** BEGIN **

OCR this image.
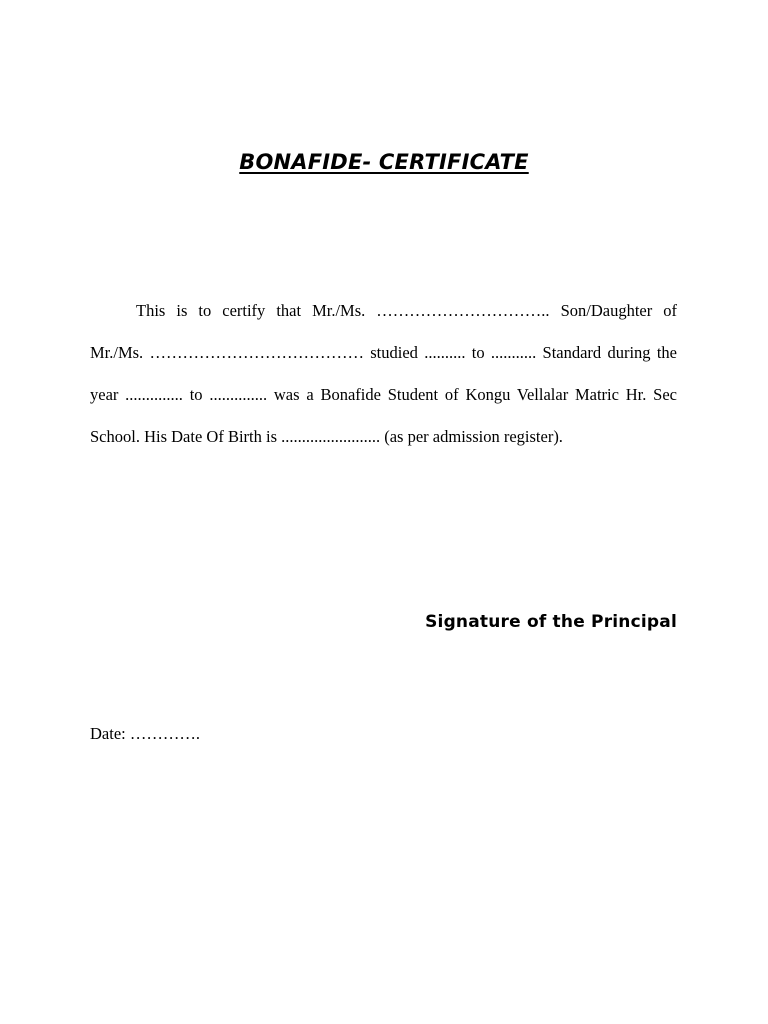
BONAFIDE- CERTIFICATE

This is to certify that Mr./Ms. ………………………….. Son/Daughter of Mr./Ms. ………………………………… studied .......... to ........... Standard during the year .............. to .............. was a Bonafide Student of Kongu Vellalar Matric Hr. Sec School. His Date Of Birth is ........................ (as per admission register).

Signature of the Principal

Date: ………….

** END **

■ TASK PROMPT ■
Only a number is wanted: how many lines of the material above hold "Date"?

■ RESULT OF THE EXERCISE ■
2